--- BEGIN Available data ---

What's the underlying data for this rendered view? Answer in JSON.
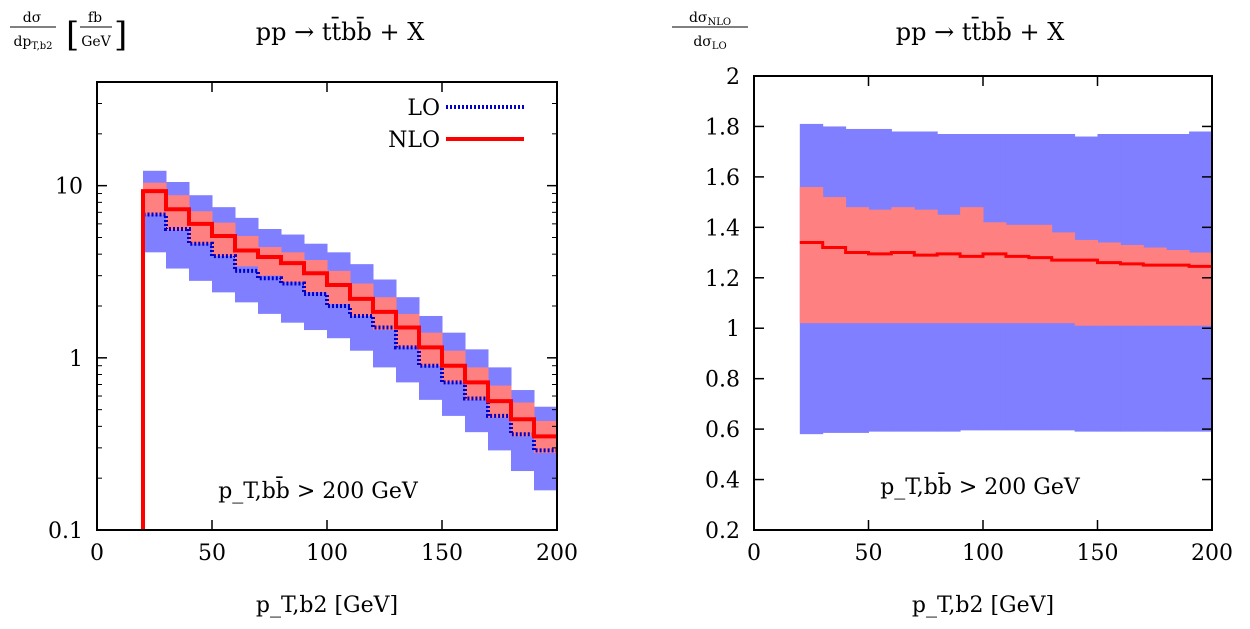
{
  "chart_data": [
    {
      "type": "line",
      "panel": "left",
      "title": "pp → tt̄bb̄ + X",
      "ylabel": "dσ/dp_T,b2 [fb/GeV]",
      "xlabel": "p_T,b2 [GeV]",
      "ylog": true,
      "xlim": [
        0,
        200
      ],
      "ylim": [
        0.1,
        40
      ],
      "x_ticks": [
        0,
        50,
        100,
        150,
        200
      ],
      "y_ticks": [
        "0.1",
        "1",
        "10"
      ],
      "cut_annotation": "p_T,bb̄ > 200 GeV",
      "legend_position": "top-right",
      "bin_edges": [
        20,
        30,
        40,
        50,
        60,
        70,
        80,
        90,
        100,
        110,
        120,
        130,
        140,
        150,
        160,
        170,
        180,
        190,
        200
      ],
      "series": [
        {
          "name": "LO",
          "color": "#0000cc",
          "style": "dotted",
          "values": [
            6.8,
            5.6,
            4.6,
            3.9,
            3.2,
            2.9,
            2.7,
            2.35,
            2.0,
            1.75,
            1.5,
            1.15,
            0.9,
            0.72,
            0.58,
            0.46,
            0.36,
            0.29
          ],
          "band_low": [
            4.1,
            3.3,
            2.8,
            2.4,
            2.1,
            1.8,
            1.6,
            1.45,
            1.3,
            1.1,
            0.88,
            0.72,
            0.57,
            0.46,
            0.37,
            0.29,
            0.22,
            0.17
          ],
          "band_high": [
            12.2,
            10.5,
            8.8,
            7.5,
            6.5,
            5.6,
            5.2,
            4.6,
            4.1,
            3.5,
            2.85,
            2.25,
            1.75,
            1.4,
            1.12,
            0.88,
            0.65,
            0.52
          ],
          "band_color": "#7f7fff"
        },
        {
          "name": "NLO",
          "color": "#ff0000",
          "style": "solid",
          "values": [
            9.3,
            7.3,
            6.0,
            5.1,
            4.2,
            3.85,
            3.55,
            3.1,
            2.65,
            2.2,
            1.85,
            1.5,
            1.15,
            0.9,
            0.72,
            0.56,
            0.44,
            0.35
          ],
          "band_low": [
            6.8,
            5.5,
            4.6,
            3.9,
            3.4,
            3.0,
            2.75,
            2.4,
            2.05,
            1.75,
            1.45,
            1.15,
            0.9,
            0.72,
            0.57,
            0.45,
            0.35,
            0.28
          ],
          "band_high": [
            10.4,
            8.8,
            7.1,
            6.1,
            5.1,
            4.4,
            4.1,
            3.7,
            3.2,
            2.7,
            2.25,
            1.8,
            1.4,
            1.1,
            0.88,
            0.69,
            0.55,
            0.43
          ],
          "band_color": "#ff8080"
        }
      ]
    },
    {
      "type": "line",
      "panel": "right",
      "title": "pp → tt̄bb̄ + X",
      "ylabel": "dσ_NLO/dσ_LO",
      "xlabel": "p_T,b2 [GeV]",
      "xlim": [
        0,
        200
      ],
      "ylim": [
        0.2,
        2
      ],
      "x_ticks": [
        0,
        50,
        100,
        150,
        200
      ],
      "y_ticks": [
        "0.2",
        "0.4",
        "0.6",
        "0.8",
        "1",
        "1.2",
        "1.4",
        "1.6",
        "1.8",
        "2"
      ],
      "cut_annotation": "p_T,bb̄ > 200 GeV",
      "bin_edges": [
        20,
        30,
        40,
        50,
        60,
        70,
        80,
        90,
        100,
        110,
        120,
        130,
        140,
        150,
        160,
        170,
        180,
        190,
        200
      ],
      "series": [
        {
          "name": "",
          "color": "#ff0000",
          "style": "solid",
          "values": [
            1.34,
            1.32,
            1.3,
            1.295,
            1.3,
            1.29,
            1.295,
            1.285,
            1.295,
            1.285,
            1.28,
            1.27,
            1.27,
            1.26,
            1.255,
            1.25,
            1.25,
            1.245
          ],
          "band_low": [
            1.02,
            1.02,
            1.02,
            1.02,
            1.02,
            1.02,
            1.02,
            1.02,
            1.02,
            1.02,
            1.02,
            1.02,
            1.01,
            1.01,
            1.01,
            1.01,
            1.01,
            1.01
          ],
          "band_high": [
            1.56,
            1.52,
            1.48,
            1.47,
            1.48,
            1.47,
            1.45,
            1.48,
            1.42,
            1.41,
            1.41,
            1.38,
            1.35,
            1.34,
            1.33,
            1.32,
            1.31,
            1.3
          ],
          "band_color": "#ff8080"
        },
        {
          "name": "",
          "color": "#7f7fff",
          "style": "band",
          "values": [],
          "band_low": [
            0.58,
            0.585,
            0.585,
            0.59,
            0.59,
            0.59,
            0.59,
            0.595,
            0.595,
            0.595,
            0.595,
            0.595,
            0.59,
            0.59,
            0.59,
            0.59,
            0.59,
            0.59
          ],
          "band_high": [
            1.81,
            1.8,
            1.79,
            1.79,
            1.78,
            1.78,
            1.77,
            1.77,
            1.77,
            1.77,
            1.77,
            1.77,
            1.76,
            1.77,
            1.77,
            1.77,
            1.77,
            1.78
          ],
          "band_color": "#7f7fff"
        }
      ]
    }
  ]
}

--- END Available data ---

◆ Task details: Write out the records above exactly as they appear, leaving out any pictures.

◆ Written answer:
What's the underlying data for this rendered view? Answer in JSON.
{
  "chart_data": [
    {
      "type": "line",
      "panel": "left",
      "title": "pp → tt̄bb̄ + X",
      "ylabel": "dσ/dp_T,b2 [fb/GeV]",
      "xlabel": "p_T,b2 [GeV]",
      "ylog": true,
      "xlim": [
        0,
        200
      ],
      "ylim": [
        0.1,
        40
      ],
      "x_ticks": [
        0,
        50,
        100,
        150,
        200
      ],
      "y_ticks": [
        "0.1",
        "1",
        "10"
      ],
      "cut_annotation": "p_T,bb̄ > 200 GeV",
      "legend_position": "top-right",
      "bin_edges": [
        20,
        30,
        40,
        50,
        60,
        70,
        80,
        90,
        100,
        110,
        120,
        130,
        140,
        150,
        160,
        170,
        180,
        190,
        200
      ],
      "series": [
        {
          "name": "LO",
          "color": "#0000cc",
          "style": "dotted",
          "values": [
            6.8,
            5.6,
            4.6,
            3.9,
            3.2,
            2.9,
            2.7,
            2.35,
            2.0,
            1.75,
            1.5,
            1.15,
            0.9,
            0.72,
            0.58,
            0.46,
            0.36,
            0.29
          ],
          "band_low": [
            4.1,
            3.3,
            2.8,
            2.4,
            2.1,
            1.8,
            1.6,
            1.45,
            1.3,
            1.1,
            0.88,
            0.72,
            0.57,
            0.46,
            0.37,
            0.29,
            0.22,
            0.17
          ],
          "band_high": [
            12.2,
            10.5,
            8.8,
            7.5,
            6.5,
            5.6,
            5.2,
            4.6,
            4.1,
            3.5,
            2.85,
            2.25,
            1.75,
            1.4,
            1.12,
            0.88,
            0.65,
            0.52
          ],
          "band_color": "#7f7fff"
        },
        {
          "name": "NLO",
          "color": "#ff0000",
          "style": "solid",
          "values": [
            9.3,
            7.3,
            6.0,
            5.1,
            4.2,
            3.85,
            3.55,
            3.1,
            2.65,
            2.2,
            1.85,
            1.5,
            1.15,
            0.9,
            0.72,
            0.56,
            0.44,
            0.35
          ],
          "band_low": [
            6.8,
            5.5,
            4.6,
            3.9,
            3.4,
            3.0,
            2.75,
            2.4,
            2.05,
            1.75,
            1.45,
            1.15,
            0.9,
            0.72,
            0.57,
            0.45,
            0.35,
            0.28
          ],
          "band_high": [
            10.4,
            8.8,
            7.1,
            6.1,
            5.1,
            4.4,
            4.1,
            3.7,
            3.2,
            2.7,
            2.25,
            1.8,
            1.4,
            1.1,
            0.88,
            0.69,
            0.55,
            0.43
          ],
          "band_color": "#ff8080"
        }
      ]
    },
    {
      "type": "line",
      "panel": "right",
      "title": "pp → tt̄bb̄ + X",
      "ylabel": "dσ_NLO/dσ_LO",
      "xlabel": "p_T,b2 [GeV]",
      "xlim": [
        0,
        200
      ],
      "ylim": [
        0.2,
        2
      ],
      "x_ticks": [
        0,
        50,
        100,
        150,
        200
      ],
      "y_ticks": [
        "0.2",
        "0.4",
        "0.6",
        "0.8",
        "1",
        "1.2",
        "1.4",
        "1.6",
        "1.8",
        "2"
      ],
      "cut_annotation": "p_T,bb̄ > 200 GeV",
      "bin_edges": [
        20,
        30,
        40,
        50,
        60,
        70,
        80,
        90,
        100,
        110,
        120,
        130,
        140,
        150,
        160,
        170,
        180,
        190,
        200
      ],
      "series": [
        {
          "name": "",
          "color": "#ff0000",
          "style": "solid",
          "values": [
            1.34,
            1.32,
            1.3,
            1.295,
            1.3,
            1.29,
            1.295,
            1.285,
            1.295,
            1.285,
            1.28,
            1.27,
            1.27,
            1.26,
            1.255,
            1.25,
            1.25,
            1.245
          ],
          "band_low": [
            1.02,
            1.02,
            1.02,
            1.02,
            1.02,
            1.02,
            1.02,
            1.02,
            1.02,
            1.02,
            1.02,
            1.02,
            1.01,
            1.01,
            1.01,
            1.01,
            1.01,
            1.01
          ],
          "band_high": [
            1.56,
            1.52,
            1.48,
            1.47,
            1.48,
            1.47,
            1.45,
            1.48,
            1.42,
            1.41,
            1.41,
            1.38,
            1.35,
            1.34,
            1.33,
            1.32,
            1.31,
            1.3
          ],
          "band_color": "#ff8080"
        },
        {
          "name": "",
          "color": "#7f7fff",
          "style": "band",
          "values": [],
          "band_low": [
            0.58,
            0.585,
            0.585,
            0.59,
            0.59,
            0.59,
            0.59,
            0.595,
            0.595,
            0.595,
            0.595,
            0.595,
            0.59,
            0.59,
            0.59,
            0.59,
            0.59,
            0.59
          ],
          "band_high": [
            1.81,
            1.8,
            1.79,
            1.79,
            1.78,
            1.78,
            1.77,
            1.77,
            1.77,
            1.77,
            1.77,
            1.77,
            1.76,
            1.77,
            1.77,
            1.77,
            1.77,
            1.78
          ],
          "band_color": "#7f7fff"
        }
      ]
    }
  ]
}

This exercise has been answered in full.